Task instructions:
1. In the WebClient documentation, what two qualities does WebClient have compared to RestTemplate?
2. From the WebClient documentation, set down the passage starting at "If you have" and ending at "section on WebClient.".
3. Please resume the WebClient documentation from the point where it stops.

Excerpt to read:
--- START ---

34. Calling REST Services with WebClient

If you have Spring WebFlux on your classpath, you can also choose to use WebClient to call remote REST services. Compared to RestTemplate, this client has a more functional feel and is fully reactive. You can create your own client instance with the builder, WebClient.create(). See the relevant section on WebClient.

Spring Boot creates and pre-configures such a builder for you. For example, client HTTP codecs are configured in the same fashion as the server ones (see WebFlux HTTP codecs auto-configuration).

The following code shows a typical example:

@Service
public class MyService {

	private final WebClient webClient;

	public MyBean(WebClient.Builder webClientBuilder) {
		this.webClient = webClientBuilder.baseUrl("http://example.org").build();
	}

	public Mono<Details> someRestCall(String name) {
		return this.webClient.get().url("/{name}/details", name)
						.retrieve().bodyToMono(Details.class);
	}

}

34.1 WebClient Customization

There are three main approaches to WebClient customization, depending on how broadly you want the customizations to apply.

--- END ---

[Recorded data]
--- START ---

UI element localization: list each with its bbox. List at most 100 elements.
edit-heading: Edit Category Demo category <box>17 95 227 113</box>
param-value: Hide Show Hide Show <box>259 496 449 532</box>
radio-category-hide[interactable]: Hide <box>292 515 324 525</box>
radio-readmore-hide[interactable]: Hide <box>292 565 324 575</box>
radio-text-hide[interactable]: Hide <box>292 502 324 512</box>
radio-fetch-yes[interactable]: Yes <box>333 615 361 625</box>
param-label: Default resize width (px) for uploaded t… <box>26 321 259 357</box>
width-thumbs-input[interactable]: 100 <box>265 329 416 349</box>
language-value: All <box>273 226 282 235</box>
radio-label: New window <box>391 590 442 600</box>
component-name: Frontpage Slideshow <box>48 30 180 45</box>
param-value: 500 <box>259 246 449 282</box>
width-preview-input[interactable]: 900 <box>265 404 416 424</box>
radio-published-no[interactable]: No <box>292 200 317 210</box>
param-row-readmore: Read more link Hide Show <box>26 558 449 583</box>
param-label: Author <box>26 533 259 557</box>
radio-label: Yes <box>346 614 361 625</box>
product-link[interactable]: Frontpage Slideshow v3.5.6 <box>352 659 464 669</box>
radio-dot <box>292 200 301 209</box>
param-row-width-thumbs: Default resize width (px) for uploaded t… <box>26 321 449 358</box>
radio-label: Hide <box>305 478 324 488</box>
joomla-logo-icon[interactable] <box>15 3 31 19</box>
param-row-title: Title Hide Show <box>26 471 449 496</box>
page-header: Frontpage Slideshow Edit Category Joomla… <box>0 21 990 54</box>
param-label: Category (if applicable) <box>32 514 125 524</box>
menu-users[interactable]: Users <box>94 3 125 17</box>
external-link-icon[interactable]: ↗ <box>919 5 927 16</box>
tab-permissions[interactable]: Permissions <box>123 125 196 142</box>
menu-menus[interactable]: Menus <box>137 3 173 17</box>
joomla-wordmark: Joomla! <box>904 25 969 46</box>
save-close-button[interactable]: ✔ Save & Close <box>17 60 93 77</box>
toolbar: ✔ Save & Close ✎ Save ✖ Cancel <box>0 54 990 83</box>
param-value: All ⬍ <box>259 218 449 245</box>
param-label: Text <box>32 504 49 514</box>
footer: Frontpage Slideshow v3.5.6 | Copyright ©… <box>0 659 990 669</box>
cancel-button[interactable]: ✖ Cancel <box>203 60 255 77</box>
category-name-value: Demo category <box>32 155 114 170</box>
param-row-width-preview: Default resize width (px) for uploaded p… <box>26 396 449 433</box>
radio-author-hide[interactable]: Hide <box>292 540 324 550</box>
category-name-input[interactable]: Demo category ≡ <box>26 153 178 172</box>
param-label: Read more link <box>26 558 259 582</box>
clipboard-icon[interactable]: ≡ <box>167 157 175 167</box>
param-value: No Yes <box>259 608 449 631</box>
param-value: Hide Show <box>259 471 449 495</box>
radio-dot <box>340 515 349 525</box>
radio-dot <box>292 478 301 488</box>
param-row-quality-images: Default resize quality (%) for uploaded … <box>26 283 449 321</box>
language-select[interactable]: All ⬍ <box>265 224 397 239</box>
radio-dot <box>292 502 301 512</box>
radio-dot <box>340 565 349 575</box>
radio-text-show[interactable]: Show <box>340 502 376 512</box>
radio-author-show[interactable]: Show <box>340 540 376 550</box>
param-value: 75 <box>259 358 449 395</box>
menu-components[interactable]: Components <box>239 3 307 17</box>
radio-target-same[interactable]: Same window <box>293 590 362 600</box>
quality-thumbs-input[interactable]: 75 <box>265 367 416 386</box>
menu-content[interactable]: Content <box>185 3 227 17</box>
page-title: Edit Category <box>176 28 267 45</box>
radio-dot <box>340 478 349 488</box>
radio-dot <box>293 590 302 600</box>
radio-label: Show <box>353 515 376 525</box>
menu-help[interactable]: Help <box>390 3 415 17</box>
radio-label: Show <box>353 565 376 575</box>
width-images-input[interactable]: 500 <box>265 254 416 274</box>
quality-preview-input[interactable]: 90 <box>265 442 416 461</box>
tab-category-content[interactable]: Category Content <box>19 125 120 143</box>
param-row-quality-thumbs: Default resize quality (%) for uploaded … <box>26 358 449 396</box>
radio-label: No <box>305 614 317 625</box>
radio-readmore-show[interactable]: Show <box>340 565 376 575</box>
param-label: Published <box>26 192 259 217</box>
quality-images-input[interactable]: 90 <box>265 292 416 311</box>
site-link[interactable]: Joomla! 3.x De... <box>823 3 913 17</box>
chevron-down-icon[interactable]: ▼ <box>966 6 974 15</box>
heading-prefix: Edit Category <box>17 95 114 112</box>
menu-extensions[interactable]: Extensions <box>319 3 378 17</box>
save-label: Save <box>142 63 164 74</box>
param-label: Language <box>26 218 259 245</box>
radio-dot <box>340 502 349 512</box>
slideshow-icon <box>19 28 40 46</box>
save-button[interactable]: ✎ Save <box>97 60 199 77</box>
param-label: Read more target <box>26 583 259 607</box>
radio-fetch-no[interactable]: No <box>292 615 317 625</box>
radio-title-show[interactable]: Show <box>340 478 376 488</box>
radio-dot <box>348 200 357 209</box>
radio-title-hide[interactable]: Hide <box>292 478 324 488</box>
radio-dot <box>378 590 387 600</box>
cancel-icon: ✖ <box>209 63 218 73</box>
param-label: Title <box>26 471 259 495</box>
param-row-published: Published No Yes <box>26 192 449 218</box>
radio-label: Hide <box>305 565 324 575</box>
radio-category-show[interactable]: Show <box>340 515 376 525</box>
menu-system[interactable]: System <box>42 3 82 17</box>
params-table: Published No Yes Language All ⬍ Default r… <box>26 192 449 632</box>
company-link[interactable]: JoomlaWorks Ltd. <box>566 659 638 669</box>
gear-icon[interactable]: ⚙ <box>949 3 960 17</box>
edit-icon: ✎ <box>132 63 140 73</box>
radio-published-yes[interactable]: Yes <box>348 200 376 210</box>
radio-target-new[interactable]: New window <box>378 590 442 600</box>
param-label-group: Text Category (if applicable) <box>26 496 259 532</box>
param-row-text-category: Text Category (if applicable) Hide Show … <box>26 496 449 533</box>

--- END ---

Responses per task:
1. It has a more functional feel and is fully reactive.

2.
If you have Spring WebFlux on your classpath, you can also choose to use WebClient to call remote REST services. Compared to RestTemplate, this client has a more functional feel and is fully reactive. You can create your own client instance with the builder, WebClient.create(). See the relevant section on WebClient.

3.
To make the scope of any customizations as narrow as possible, inject the auto-configured WebClient.Builder and then call its methods as required. WebClient.Builder instances are stateful: Any change on the builder is reflected in all clients subsequently created with it. If you want to create several clients with the same builder, you can also consider cloning the builder with WebClient.Builder other = builder.clone();.

To make an application-wide, additive customization to all WebClient.Builder instances, you can declare WebClientCustomizer beans and change the WebClient.Builder locally at the point of injection.

Finally, you can fall back to the original API and use WebClient.create(). In that case, no auto-configuration or WebClientCustomizer is applied.